**The problem**
Quote the data below in full, please, without altering anything.

Dataset items:

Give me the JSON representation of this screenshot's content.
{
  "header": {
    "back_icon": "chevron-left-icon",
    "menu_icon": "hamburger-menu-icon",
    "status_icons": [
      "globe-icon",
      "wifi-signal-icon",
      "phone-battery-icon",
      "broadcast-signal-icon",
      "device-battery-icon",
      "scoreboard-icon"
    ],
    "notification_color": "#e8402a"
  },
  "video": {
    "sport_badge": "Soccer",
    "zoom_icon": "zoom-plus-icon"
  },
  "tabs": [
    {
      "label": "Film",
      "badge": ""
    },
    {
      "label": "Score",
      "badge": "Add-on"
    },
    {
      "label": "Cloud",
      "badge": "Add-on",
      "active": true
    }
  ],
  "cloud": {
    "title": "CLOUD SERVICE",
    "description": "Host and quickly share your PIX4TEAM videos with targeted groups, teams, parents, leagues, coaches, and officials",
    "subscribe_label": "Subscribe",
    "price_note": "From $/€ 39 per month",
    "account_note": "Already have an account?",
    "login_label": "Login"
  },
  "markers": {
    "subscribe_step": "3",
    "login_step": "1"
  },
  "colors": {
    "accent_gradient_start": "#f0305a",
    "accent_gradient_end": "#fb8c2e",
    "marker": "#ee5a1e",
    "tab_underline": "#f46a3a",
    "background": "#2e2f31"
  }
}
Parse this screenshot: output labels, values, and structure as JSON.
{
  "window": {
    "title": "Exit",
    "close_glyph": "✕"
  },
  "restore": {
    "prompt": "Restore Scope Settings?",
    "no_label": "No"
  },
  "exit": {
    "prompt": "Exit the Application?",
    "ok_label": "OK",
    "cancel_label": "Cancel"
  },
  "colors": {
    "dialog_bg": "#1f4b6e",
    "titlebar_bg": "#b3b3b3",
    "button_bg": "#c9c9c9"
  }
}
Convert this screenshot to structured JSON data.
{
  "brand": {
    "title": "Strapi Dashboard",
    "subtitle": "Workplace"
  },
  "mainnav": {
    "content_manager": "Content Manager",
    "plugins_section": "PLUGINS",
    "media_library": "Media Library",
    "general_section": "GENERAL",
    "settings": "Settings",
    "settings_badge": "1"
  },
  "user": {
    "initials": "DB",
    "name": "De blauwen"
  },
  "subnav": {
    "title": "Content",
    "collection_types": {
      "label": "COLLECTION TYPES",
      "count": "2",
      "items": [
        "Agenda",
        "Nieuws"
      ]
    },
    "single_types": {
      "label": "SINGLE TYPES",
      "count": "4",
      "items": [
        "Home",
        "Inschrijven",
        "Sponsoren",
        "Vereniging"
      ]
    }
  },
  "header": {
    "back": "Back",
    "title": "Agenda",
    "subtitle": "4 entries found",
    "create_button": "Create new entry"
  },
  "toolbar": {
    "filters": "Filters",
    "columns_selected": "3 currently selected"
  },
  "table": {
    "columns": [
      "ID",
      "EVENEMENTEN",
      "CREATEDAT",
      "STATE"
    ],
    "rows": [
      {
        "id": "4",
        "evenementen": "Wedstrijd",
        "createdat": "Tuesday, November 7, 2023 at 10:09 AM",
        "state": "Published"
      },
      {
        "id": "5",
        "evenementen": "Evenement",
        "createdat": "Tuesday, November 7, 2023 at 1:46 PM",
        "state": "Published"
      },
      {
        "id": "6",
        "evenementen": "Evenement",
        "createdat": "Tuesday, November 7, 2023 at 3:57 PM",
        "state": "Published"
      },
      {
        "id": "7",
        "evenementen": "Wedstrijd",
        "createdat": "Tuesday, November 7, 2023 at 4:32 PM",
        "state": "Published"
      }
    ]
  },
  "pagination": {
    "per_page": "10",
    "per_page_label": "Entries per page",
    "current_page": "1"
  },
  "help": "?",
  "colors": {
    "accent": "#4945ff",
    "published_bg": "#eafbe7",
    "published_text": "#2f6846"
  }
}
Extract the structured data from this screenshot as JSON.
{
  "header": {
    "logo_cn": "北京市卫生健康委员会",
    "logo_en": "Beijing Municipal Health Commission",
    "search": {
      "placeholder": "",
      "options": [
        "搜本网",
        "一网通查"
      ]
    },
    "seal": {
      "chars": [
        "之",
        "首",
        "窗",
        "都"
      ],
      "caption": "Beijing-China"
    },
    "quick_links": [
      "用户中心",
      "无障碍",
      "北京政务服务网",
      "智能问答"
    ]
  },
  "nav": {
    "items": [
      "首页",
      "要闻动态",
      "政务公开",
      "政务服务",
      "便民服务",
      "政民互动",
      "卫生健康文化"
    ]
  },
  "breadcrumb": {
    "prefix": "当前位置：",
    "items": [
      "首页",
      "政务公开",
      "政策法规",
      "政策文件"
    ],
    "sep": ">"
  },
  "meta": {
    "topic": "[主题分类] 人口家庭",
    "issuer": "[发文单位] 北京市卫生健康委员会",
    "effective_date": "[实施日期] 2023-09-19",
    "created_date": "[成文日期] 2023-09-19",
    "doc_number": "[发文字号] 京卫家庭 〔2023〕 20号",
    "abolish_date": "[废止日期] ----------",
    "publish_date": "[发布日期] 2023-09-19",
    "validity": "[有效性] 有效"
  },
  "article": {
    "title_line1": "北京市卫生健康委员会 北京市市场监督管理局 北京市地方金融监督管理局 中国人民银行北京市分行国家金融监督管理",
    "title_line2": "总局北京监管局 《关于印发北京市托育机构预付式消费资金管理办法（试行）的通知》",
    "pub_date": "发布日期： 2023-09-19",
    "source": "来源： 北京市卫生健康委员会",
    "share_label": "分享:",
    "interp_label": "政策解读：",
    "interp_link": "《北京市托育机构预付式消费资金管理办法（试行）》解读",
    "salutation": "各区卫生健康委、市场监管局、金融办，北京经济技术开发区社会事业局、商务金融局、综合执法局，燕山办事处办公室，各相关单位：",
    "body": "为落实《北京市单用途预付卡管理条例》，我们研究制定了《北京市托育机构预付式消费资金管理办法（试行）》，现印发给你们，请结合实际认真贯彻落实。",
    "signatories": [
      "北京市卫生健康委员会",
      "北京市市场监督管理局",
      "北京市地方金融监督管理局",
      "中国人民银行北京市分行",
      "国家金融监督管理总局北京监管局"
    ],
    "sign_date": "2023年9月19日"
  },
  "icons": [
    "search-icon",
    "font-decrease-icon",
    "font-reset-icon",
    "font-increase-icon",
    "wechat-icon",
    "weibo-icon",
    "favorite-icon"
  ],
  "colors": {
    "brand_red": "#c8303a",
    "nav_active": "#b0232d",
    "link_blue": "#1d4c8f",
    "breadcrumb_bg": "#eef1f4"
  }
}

**Written solution**
Give me the JSON representation of this screenshot's content.
{
  "header": {
    "back_icon": "chevron-left-icon",
    "menu_icon": "hamburger-menu-icon",
    "status_icons": [
      "globe-icon",
      "wifi-signal-icon",
      "phone-battery-icon",
      "broadcast-signal-icon",
      "device-battery-icon",
      "scoreboard-icon"
    ],
    "notification_color": "#e8402a"
  },
  "video": {
    "sport_badge": "Soccer",
    "zoom_icon": "zoom-plus-icon"
  },
  "tabs": [
    {
      "label": "Film",
      "badge": ""
    },
    {
      "label": "Score",
      "badge": "Add-on"
    },
    {
      "label": "Cloud",
      "badge": "Add-on",
      "active": true
    }
  ],
  "cloud": {
    "title": "CLOUD SERVICE",
    "description": "Host and quickly share your PIX4TEAM videos with targeted groups, teams, parents, leagues, coaches, and officials",
    "subscribe_label": "Subscribe",
    "price_note": "From $/€ 39 per month",
    "account_note": "Already have an account?",
    "login_label": "Login"
  },
  "markers": {
    "subscribe_step": "3",
    "login_step": "1"
  },
  "colors": {
    "accent_gradient_start": "#f0305a",
    "accent_gradient_end": "#fb8c2e",
    "marker": "#ee5a1e",
    "tab_underline": "#f46a3a",
    "background": "#2e2f31"
  }
}
Parse this screenshot: output labels, values, and structure as JSON.
{
  "window": {
    "title": "Exit",
    "close_glyph": "✕"
  },
  "restore": {
    "prompt": "Restore Scope Settings?",
    "no_label": "No"
  },
  "exit": {
    "prompt": "Exit the Application?",
    "ok_label": "OK",
    "cancel_label": "Cancel"
  },
  "colors": {
    "dialog_bg": "#1f4b6e",
    "titlebar_bg": "#b3b3b3",
    "button_bg": "#c9c9c9"
  }
}
Convert this screenshot to structured JSON data.
{
  "brand": {
    "title": "Strapi Dashboard",
    "subtitle": "Workplace"
  },
  "mainnav": {
    "content_manager": "Content Manager",
    "plugins_section": "PLUGINS",
    "media_library": "Media Library",
    "general_section": "GENERAL",
    "settings": "Settings",
    "settings_badge": "1"
  },
  "user": {
    "initials": "DB",
    "name": "De blauwen"
  },
  "subnav": {
    "title": "Content",
    "collection_types": {
      "label": "COLLECTION TYPES",
      "count": "2",
      "items": [
        "Agenda",
        "Nieuws"
      ]
    },
    "single_types": {
      "label": "SINGLE TYPES",
      "count": "4",
      "items": [
        "Home",
        "Inschrijven",
        "Sponsoren",
        "Vereniging"
      ]
    }
  },
  "header": {
    "back": "Back",
    "title": "Agenda",
    "subtitle": "4 entries found",
    "create_button": "Create new entry"
  },
  "toolbar": {
    "filters": "Filters",
    "columns_selected": "3 currently selected"
  },
  "table": {
    "columns": [
      "ID",
      "EVENEMENTEN",
      "CREATEDAT",
      "STATE"
    ],
    "rows": [
      {
        "id": "4",
        "evenementen": "Wedstrijd",
        "createdat": "Tuesday, November 7, 2023 at 10:09 AM",
        "state": "Published"
      },
      {
        "id": "5",
        "evenementen": "Evenement",
        "createdat": "Tuesday, November 7, 2023 at 1:46 PM",
        "state": "Published"
      },
      {
        "id": "6",
        "evenementen": "Evenement",
        "createdat": "Tuesday, November 7, 2023 at 3:57 PM",
        "state": "Published"
      },
      {
        "id": "7",
        "evenementen": "Wedstrijd",
        "createdat": "Tuesday, November 7, 2023 at 4:32 PM",
        "state": "Published"
      }
    ]
  },
  "pagination": {
    "per_page": "10",
    "per_page_label": "Entries per page",
    "current_page": "1"
  },
  "help": "?",
  "colors": {
    "accent": "#4945ff",
    "published_bg": "#eafbe7",
    "published_text": "#2f6846"
  }
}
Extract the structured data from this screenshot as JSON.
{
  "header": {
    "logo_cn": "北京市卫生健康委员会",
    "logo_en": "Beijing Municipal Health Commission",
    "search": {
      "placeholder": "",
      "options": [
        "搜本网",
        "一网通查"
      ]
    },
    "seal": {
      "chars": [
        "之",
        "首",
        "窗",
        "都"
      ],
      "caption": "Beijing-China"
    },
    "quick_links": [
      "用户中心",
      "无障碍",
      "北京政务服务网",
      "智能问答"
    ]
  },
  "nav": {
    "items": [
      "首页",
      "要闻动态",
      "政务公开",
      "政务服务",
      "便民服务",
      "政民互动",
      "卫生健康文化"
    ]
  },
  "breadcrumb": {
    "prefix": "当前位置：",
    "items": [
      "首页",
      "政务公开",
      "政策法规",
      "政策文件"
    ],
    "sep": ">"
  },
  "meta": {
    "topic": "[主题分类] 人口家庭",
    "issuer": "[发文单位] 北京市卫生健康委员会",
    "effective_date": "[实施日期] 2023-09-19",
    "created_date": "[成文日期] 2023-09-19",
    "doc_number": "[发文字号] 京卫家庭 〔2023〕 20号",
    "abolish_date": "[废止日期] ----------",
    "publish_date": "[发布日期] 2023-09-19",
    "validity": "[有效性] 有效"
  },
  "article": {
    "title_line1": "北京市卫生健康委员会 北京市市场监督管理局 北京市地方金融监督管理局 中国人民银行北京市分行国家金融监督管理",
    "title_line2": "总局北京监管局 《关于印发北京市托育机构预付式消费资金管理办法（试行）的通知》",
    "pub_date": "发布日期： 2023-09-19",
    "source": "来源： 北京市卫生健康委员会",
    "share_label": "分享:",
    "interp_label": "政策解读：",
    "interp_link": "《北京市托育机构预付式消费资金管理办法（试行）》解读",
    "salutation": "各区卫生健康委、市场监管局、金融办，北京经济技术开发区社会事业局、商务金融局、综合执法局，燕山办事处办公室，各相关单位：",
    "body": "为落实《北京市单用途预付卡管理条例》，我们研究制定了《北京市托育机构预付式消费资金管理办法（试行）》，现印发给你们，请结合实际认真贯彻落实。",
    "signatories": [
      "北京市卫生健康委员会",
      "北京市市场监督管理局",
      "北京市地方金融监督管理局",
      "中国人民银行北京市分行",
      "国家金融监督管理总局北京监管局"
    ],
    "sign_date": "2023年9月19日"
  },
  "icons": [
    "search-icon",
    "font-decrease-icon",
    "font-reset-icon",
    "font-increase-icon",
    "wechat-icon",
    "weibo-icon",
    "favorite-icon"
  ],
  "colors": {
    "brand_red": "#c8303a",
    "nav_active": "#b0232d",
    "link_blue": "#1d4c8f",
    "breadcrumb_bg": "#eef1f4"
  }
}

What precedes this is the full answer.